■ GIVEN PROBLEM ■
Locate each line holding the string "this" and copy it.

[Raw records]
+ + + + + + +

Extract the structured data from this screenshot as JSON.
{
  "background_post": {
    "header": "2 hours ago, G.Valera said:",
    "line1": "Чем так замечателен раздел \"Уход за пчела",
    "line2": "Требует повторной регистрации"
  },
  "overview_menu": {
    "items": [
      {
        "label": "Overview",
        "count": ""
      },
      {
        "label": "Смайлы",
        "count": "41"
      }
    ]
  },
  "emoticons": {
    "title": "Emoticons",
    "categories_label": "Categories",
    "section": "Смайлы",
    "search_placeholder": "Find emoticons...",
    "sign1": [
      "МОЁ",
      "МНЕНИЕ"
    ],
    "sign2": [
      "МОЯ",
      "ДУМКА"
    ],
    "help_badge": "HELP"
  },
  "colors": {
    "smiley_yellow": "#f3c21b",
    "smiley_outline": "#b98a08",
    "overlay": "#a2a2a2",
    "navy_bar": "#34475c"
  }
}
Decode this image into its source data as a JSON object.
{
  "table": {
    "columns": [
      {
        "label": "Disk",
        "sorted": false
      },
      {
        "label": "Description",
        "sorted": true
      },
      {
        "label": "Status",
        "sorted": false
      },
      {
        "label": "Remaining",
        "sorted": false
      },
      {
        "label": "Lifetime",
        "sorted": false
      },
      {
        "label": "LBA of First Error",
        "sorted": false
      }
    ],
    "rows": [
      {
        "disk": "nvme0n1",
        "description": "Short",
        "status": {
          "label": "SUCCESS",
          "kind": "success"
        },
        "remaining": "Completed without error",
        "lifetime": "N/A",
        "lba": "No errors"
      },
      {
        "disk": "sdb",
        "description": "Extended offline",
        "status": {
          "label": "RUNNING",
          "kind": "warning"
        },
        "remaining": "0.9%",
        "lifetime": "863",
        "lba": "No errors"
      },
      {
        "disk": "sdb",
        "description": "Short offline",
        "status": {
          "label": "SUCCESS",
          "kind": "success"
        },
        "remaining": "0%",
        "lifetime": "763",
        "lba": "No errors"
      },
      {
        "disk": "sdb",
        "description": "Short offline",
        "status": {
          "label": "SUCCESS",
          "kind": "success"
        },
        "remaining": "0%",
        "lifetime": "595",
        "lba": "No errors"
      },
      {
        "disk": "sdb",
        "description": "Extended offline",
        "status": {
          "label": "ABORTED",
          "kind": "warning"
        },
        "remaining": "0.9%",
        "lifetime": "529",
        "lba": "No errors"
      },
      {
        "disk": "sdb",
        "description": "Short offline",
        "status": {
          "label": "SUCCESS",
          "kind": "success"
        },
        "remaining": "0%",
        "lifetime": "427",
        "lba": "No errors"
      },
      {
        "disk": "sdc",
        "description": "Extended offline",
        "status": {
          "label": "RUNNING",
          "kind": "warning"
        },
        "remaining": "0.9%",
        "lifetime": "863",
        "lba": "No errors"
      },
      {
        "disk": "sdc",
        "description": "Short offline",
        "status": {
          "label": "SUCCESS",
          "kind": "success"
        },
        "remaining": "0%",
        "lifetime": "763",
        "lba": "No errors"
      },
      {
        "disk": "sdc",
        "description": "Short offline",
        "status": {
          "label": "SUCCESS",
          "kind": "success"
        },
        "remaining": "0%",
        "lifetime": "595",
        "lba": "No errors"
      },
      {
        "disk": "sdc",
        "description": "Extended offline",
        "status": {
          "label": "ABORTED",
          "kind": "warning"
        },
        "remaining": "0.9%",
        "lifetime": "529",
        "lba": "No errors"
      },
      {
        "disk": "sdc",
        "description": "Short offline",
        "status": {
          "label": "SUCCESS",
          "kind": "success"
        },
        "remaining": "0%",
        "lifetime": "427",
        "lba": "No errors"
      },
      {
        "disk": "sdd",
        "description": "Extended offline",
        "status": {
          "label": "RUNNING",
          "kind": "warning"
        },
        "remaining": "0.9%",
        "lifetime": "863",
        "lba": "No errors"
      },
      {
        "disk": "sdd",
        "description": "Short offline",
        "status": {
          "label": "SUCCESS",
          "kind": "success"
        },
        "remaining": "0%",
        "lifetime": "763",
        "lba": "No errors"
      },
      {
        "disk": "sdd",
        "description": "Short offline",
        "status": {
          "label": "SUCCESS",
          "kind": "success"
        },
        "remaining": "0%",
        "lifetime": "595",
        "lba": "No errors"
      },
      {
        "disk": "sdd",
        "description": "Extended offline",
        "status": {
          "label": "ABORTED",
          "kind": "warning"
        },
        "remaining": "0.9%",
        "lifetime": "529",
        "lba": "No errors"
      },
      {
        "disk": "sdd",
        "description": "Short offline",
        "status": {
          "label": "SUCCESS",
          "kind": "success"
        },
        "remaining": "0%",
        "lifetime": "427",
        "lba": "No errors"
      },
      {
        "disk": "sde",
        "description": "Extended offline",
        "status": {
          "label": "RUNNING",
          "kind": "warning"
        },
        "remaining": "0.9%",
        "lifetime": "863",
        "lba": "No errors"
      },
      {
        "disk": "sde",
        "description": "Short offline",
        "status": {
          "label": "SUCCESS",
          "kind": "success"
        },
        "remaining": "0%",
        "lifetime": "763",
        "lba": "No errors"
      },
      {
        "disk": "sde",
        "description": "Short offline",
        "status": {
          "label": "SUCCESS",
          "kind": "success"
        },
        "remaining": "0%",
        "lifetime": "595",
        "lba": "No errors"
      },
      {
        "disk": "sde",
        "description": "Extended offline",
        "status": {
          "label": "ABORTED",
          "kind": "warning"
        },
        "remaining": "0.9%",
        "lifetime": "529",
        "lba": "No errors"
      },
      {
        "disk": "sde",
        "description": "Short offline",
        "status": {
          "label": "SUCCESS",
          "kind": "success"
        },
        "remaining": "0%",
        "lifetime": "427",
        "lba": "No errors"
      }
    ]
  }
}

+ + + + + + +

■ EXERCISE ANSWER ■
Extract the structured data from this screenshot as JSON.
Decode this image into its source data as a JSON object.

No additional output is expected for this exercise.